## [STATED GOAL]
Please print exactly the lines running from the one that contains "What does this" to the end of the data, with both lines included.

Saved data entries:
+-------+
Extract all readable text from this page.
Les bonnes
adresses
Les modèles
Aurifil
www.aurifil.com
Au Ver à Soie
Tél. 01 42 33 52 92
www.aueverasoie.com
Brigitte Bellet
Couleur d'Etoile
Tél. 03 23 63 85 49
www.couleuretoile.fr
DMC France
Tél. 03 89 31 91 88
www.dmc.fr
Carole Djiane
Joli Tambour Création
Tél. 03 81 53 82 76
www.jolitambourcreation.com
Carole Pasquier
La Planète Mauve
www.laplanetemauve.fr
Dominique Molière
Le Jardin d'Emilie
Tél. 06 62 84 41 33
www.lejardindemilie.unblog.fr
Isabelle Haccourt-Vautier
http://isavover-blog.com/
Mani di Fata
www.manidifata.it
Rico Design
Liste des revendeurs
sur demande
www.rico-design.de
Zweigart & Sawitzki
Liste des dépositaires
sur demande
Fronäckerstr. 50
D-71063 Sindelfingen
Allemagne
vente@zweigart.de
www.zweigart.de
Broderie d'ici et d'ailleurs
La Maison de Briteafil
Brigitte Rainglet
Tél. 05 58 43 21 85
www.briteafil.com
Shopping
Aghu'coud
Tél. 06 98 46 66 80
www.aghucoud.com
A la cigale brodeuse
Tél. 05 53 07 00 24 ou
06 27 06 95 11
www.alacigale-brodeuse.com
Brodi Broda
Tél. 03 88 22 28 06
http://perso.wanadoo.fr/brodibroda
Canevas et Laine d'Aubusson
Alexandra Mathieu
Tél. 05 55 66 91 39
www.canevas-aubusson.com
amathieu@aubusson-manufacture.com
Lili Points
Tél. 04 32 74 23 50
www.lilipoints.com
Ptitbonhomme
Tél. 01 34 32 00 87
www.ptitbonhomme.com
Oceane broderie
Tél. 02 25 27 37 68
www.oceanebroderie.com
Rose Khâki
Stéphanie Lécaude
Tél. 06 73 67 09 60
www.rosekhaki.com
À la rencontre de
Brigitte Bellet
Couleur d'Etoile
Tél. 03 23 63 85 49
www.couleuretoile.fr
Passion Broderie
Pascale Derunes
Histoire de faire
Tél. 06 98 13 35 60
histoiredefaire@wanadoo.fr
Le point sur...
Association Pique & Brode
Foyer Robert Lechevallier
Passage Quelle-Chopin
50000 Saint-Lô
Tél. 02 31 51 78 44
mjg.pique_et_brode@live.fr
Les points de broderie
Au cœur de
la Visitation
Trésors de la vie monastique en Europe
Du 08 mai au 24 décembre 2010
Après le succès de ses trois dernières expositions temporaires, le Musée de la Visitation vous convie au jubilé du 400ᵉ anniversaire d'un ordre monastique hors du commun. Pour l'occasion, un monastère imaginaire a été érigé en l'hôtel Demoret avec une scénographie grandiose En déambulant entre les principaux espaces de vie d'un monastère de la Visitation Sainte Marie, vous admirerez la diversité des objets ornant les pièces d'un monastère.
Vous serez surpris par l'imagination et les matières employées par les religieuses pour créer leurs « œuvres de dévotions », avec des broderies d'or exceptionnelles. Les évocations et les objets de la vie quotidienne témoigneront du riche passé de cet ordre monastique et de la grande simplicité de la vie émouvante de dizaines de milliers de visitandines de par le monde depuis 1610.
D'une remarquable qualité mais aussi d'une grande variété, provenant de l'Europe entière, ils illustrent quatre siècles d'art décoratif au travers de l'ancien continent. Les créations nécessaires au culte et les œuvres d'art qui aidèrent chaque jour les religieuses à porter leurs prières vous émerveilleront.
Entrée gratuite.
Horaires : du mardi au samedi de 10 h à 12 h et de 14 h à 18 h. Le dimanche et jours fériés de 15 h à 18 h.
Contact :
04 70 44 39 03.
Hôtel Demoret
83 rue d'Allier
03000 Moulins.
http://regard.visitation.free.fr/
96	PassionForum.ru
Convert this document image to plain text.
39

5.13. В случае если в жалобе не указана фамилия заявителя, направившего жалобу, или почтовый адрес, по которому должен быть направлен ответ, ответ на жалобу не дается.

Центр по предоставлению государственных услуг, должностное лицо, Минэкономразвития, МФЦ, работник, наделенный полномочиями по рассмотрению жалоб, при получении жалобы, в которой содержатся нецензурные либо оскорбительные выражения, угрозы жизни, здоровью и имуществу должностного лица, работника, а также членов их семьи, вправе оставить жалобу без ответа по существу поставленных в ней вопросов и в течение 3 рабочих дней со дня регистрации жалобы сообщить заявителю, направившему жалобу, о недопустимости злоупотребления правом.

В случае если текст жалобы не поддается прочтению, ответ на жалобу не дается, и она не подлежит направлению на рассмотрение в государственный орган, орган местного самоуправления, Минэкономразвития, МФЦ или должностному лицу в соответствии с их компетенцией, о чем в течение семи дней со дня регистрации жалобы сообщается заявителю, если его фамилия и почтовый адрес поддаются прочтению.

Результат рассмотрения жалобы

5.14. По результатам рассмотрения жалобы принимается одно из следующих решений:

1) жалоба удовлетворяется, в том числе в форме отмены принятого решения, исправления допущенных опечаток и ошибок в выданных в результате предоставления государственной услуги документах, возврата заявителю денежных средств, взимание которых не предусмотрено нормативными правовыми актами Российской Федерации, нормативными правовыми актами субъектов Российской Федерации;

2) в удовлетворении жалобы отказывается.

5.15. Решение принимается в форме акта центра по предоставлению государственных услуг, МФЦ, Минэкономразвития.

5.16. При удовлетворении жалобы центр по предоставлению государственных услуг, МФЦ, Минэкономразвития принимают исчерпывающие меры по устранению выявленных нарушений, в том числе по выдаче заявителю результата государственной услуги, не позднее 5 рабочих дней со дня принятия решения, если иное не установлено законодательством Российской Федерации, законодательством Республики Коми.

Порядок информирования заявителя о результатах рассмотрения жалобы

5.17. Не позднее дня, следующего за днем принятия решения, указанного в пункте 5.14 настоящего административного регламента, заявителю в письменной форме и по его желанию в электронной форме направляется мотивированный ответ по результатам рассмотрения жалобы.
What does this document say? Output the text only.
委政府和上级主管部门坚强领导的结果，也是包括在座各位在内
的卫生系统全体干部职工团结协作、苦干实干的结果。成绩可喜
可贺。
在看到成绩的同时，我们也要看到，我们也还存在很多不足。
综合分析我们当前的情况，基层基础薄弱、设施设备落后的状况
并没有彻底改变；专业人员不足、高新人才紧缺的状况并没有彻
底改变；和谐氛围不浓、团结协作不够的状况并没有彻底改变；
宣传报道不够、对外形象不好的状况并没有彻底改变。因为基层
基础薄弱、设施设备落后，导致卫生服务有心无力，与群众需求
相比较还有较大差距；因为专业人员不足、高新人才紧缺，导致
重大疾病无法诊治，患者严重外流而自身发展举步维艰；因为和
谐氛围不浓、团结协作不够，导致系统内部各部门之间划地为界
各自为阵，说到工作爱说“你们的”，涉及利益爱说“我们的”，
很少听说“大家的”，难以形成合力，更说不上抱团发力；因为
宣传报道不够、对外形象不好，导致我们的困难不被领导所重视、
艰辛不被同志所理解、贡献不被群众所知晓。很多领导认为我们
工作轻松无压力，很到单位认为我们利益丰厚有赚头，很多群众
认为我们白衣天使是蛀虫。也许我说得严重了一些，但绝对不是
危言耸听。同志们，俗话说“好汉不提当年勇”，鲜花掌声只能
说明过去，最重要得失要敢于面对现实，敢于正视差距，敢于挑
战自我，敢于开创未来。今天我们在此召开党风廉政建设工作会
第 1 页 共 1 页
+-------+
## [RESPONSE BELOW]
What does this document say? Output the text only.
委政府和上级主管部门坚强领导的结果，也是包括在座各位在内
的卫生系统全体干部职工团结协作、苦干实干的结果。成绩可喜
可贺。
在看到成绩的同时，我们也要看到，我们也还存在很多不足。
综合分析我们当前的情况，基层基础薄弱、设施设备落后的状况
并没有彻底改变；专业人员不足、高新人才紧缺的状况并没有彻
底改变；和谐氛围不浓、团结协作不够的状况并没有彻底改变；
宣传报道不够、对外形象不好的状况并没有彻底改变。因为基层
基础薄弱、设施设备落后，导致卫生服务有心无力，与群众需求
相比较还有较大差距；因为专业人员不足、高新人才紧缺，导致
重大疾病无法诊治，患者严重外流而自身发展举步维艰；因为和
谐氛围不浓、团结协作不够，导致系统内部各部门之间划地为界
各自为阵，说到工作爱说“你们的”，涉及利益爱说“我们的”，
很少听说“大家的”，难以形成合力，更说不上抱团发力；因为
宣传报道不够、对外形象不好，导致我们的困难不被领导所重视、
艰辛不被同志所理解、贡献不被群众所知晓。很多领导认为我们
工作轻松无压力，很到单位认为我们利益丰厚有赚头，很多群众
认为我们白衣天使是蛀虫。也许我说得严重了一些，但绝对不是
危言耸听。同志们，俗话说“好汉不提当年勇”，鲜花掌声只能
说明过去，最重要得失要敢于面对现实，敢于正视差距，敢于挑
战自我，敢于开创未来。今天我们在此召开党风廉政建设工作会
第 1 页 共 1 页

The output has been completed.